▶ **Work to do**
Would you output the whole listing below, exactly as it reads?

▶ **Information supplied**
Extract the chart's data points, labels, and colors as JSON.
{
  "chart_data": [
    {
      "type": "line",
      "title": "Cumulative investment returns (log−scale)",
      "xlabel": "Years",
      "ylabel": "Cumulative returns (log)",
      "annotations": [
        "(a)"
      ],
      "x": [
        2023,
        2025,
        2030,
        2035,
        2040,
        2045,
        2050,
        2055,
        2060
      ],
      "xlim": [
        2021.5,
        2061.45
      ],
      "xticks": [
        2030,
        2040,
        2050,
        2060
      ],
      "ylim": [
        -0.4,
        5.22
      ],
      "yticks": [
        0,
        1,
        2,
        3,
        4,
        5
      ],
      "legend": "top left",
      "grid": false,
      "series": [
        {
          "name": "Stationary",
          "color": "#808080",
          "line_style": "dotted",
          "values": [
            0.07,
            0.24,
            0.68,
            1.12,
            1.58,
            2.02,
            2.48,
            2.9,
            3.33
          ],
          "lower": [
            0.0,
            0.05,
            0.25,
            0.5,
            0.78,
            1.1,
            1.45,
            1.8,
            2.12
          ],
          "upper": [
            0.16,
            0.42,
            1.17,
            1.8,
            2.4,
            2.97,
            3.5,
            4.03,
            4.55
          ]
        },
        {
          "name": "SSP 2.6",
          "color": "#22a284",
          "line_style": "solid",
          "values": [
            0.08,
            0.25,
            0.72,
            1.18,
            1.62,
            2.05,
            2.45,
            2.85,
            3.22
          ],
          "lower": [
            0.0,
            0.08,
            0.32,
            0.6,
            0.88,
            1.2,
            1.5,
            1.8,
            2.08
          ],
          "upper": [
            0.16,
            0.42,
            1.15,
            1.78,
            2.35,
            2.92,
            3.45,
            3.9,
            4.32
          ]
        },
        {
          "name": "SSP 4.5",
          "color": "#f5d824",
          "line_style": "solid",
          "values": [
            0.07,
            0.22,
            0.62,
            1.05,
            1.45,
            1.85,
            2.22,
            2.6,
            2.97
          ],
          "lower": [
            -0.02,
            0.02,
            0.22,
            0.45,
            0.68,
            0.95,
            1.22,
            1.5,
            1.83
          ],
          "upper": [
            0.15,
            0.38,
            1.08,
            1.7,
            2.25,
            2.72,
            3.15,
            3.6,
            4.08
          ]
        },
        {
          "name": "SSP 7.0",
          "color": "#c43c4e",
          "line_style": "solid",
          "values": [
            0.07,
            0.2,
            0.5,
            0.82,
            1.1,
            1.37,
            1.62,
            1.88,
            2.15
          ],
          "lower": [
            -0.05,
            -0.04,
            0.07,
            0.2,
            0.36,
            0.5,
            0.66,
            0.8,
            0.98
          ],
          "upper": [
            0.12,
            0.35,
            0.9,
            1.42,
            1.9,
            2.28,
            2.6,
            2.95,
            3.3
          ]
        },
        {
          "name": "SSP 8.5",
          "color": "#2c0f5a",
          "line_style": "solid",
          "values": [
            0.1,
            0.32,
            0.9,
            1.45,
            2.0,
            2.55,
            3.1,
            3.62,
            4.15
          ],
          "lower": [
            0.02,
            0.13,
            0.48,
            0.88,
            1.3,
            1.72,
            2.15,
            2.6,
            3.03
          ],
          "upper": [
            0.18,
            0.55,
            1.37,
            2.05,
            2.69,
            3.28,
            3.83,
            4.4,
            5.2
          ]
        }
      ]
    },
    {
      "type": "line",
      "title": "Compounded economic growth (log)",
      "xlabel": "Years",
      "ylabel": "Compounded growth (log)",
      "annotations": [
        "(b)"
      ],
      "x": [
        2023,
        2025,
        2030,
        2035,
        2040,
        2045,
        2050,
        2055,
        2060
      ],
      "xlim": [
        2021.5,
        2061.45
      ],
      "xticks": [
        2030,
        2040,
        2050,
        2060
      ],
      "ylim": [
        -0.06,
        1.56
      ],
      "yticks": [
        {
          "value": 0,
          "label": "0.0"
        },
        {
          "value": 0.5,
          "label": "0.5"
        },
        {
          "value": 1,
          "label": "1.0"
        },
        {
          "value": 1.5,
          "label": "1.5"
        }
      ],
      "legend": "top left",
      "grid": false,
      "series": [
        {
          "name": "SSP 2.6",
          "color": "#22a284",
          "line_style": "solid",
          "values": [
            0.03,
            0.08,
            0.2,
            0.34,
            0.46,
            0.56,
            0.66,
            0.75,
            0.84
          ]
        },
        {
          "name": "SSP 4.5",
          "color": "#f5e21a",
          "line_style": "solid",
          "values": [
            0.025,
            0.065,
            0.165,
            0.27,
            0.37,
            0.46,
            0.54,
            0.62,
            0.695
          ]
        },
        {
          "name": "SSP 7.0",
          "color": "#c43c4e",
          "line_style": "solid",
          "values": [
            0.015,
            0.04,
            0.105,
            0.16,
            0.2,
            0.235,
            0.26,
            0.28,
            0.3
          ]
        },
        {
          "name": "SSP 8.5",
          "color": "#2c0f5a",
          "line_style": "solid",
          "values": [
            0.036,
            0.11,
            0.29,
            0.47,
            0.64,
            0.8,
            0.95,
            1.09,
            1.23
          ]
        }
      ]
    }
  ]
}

▶ **Response**
Extract the chart's data points, labels, and colors as JSON.
{
  "chart_data": [
    {
      "type": "line",
      "title": "Cumulative investment returns (log−scale)",
      "xlabel": "Years",
      "ylabel": "Cumulative returns (log)",
      "annotations": [
        "(a)"
      ],
      "x": [
        2023,
        2025,
        2030,
        2035,
        2040,
        2045,
        2050,
        2055,
        2060
      ],
      "xlim": [
        2021.5,
        2061.45
      ],
      "xticks": [
        2030,
        2040,
        2050,
        2060
      ],
      "ylim": [
        -0.4,
        5.22
      ],
      "yticks": [
        0,
        1,
        2,
        3,
        4,
        5
      ],
      "legend": "top left",
      "grid": false,
      "series": [
        {
          "name": "Stationary",
          "color": "#808080",
          "line_style": "dotted",
          "values": [
            0.07,
            0.24,
            0.68,
            1.12,
            1.58,
            2.02,
            2.48,
            2.9,
            3.33
          ],
          "lower": [
            0.0,
            0.05,
            0.25,
            0.5,
            0.78,
            1.1,
            1.45,
            1.8,
            2.12
          ],
          "upper": [
            0.16,
            0.42,
            1.17,
            1.8,
            2.4,
            2.97,
            3.5,
            4.03,
            4.55
          ]
        },
        {
          "name": "SSP 2.6",
          "color": "#22a284",
          "line_style": "solid",
          "values": [
            0.08,
            0.25,
            0.72,
            1.18,
            1.62,
            2.05,
            2.45,
            2.85,
            3.22
          ],
          "lower": [
            0.0,
            0.08,
            0.32,
            0.6,
            0.88,
            1.2,
            1.5,
            1.8,
            2.08
          ],
          "upper": [
            0.16,
            0.42,
            1.15,
            1.78,
            2.35,
            2.92,
            3.45,
            3.9,
            4.32
          ]
        },
        {
          "name": "SSP 4.5",
          "color": "#f5d824",
          "line_style": "solid",
          "values": [
            0.07,
            0.22,
            0.62,
            1.05,
            1.45,
            1.85,
            2.22,
            2.6,
            2.97
          ],
          "lower": [
            -0.02,
            0.02,
            0.22,
            0.45,
            0.68,
            0.95,
            1.22,
            1.5,
            1.83
          ],
          "upper": [
            0.15,
            0.38,
            1.08,
            1.7,
            2.25,
            2.72,
            3.15,
            3.6,
            4.08
          ]
        },
        {
          "name": "SSP 7.0",
          "color": "#c43c4e",
          "line_style": "solid",
          "values": [
            0.07,
            0.2,
            0.5,
            0.82,
            1.1,
            1.37,
            1.62,
            1.88,
            2.15
          ],
          "lower": [
            -0.05,
            -0.04,
            0.07,
            0.2,
            0.36,
            0.5,
            0.66,
            0.8,
            0.98
          ],
          "upper": [
            0.12,
            0.35,
            0.9,
            1.42,
            1.9,
            2.28,
            2.6,
            2.95,
            3.3
          ]
        },
        {
          "name": "SSP 8.5",
          "color": "#2c0f5a",
          "line_style": "solid",
          "values": [
            0.1,
            0.32,
            0.9,
            1.45,
            2.0,
            2.55,
            3.1,
            3.62,
            4.15
          ],
          "lower": [
            0.02,
            0.13,
            0.48,
            0.88,
            1.3,
            1.72,
            2.15,
            2.6,
            3.03
          ],
          "upper": [
            0.18,
            0.55,
            1.37,
            2.05,
            2.69,
            3.28,
            3.83,
            4.4,
            5.2
          ]
        }
      ]
    },
    {
      "type": "line",
      "title": "Compounded economic growth (log)",
      "xlabel": "Years",
      "ylabel": "Compounded growth (log)",
      "annotations": [
        "(b)"
      ],
      "x": [
        2023,
        2025,
        2030,
        2035,
        2040,
        2045,
        2050,
        2055,
        2060
      ],
      "xlim": [
        2021.5,
        2061.45
      ],
      "xticks": [
        2030,
        2040,
        2050,
        2060
      ],
      "ylim": [
        -0.06,
        1.56
      ],
      "yticks": [
        {
          "value": 0,
          "label": "0.0"
        },
        {
          "value": 0.5,
          "label": "0.5"
        },
        {
          "value": 1,
          "label": "1.0"
        },
        {
          "value": 1.5,
          "label": "1.5"
        }
      ],
      "legend": "top left",
      "grid": false,
      "series": [
        {
          "name": "SSP 2.6",
          "color": "#22a284",
          "line_style": "solid",
          "values": [
            0.03,
            0.08,
            0.2,
            0.34,
            0.46,
            0.56,
            0.66,
            0.75,
            0.84
          ]
        },
        {
          "name": "SSP 4.5",
          "color": "#f5e21a",
          "line_style": "solid",
          "values": [
            0.025,
            0.065,
            0.165,
            0.27,
            0.37,
            0.46,
            0.54,
            0.62,
            0.695
          ]
        },
        {
          "name": "SSP 7.0",
          "color": "#c43c4e",
          "line_style": "solid",
          "values": [
            0.015,
            0.04,
            0.105,
            0.16,
            0.2,
            0.235,
            0.26,
            0.28,
            0.3
          ]
        },
        {
          "name": "SSP 8.5",
          "color": "#2c0f5a",
          "line_style": "solid",
          "values": [
            0.036,
            0.11,
            0.29,
            0.47,
            0.64,
            0.8,
            0.95,
            1.09,
            1.23
          ]
        }
      ]
    }
  ]
}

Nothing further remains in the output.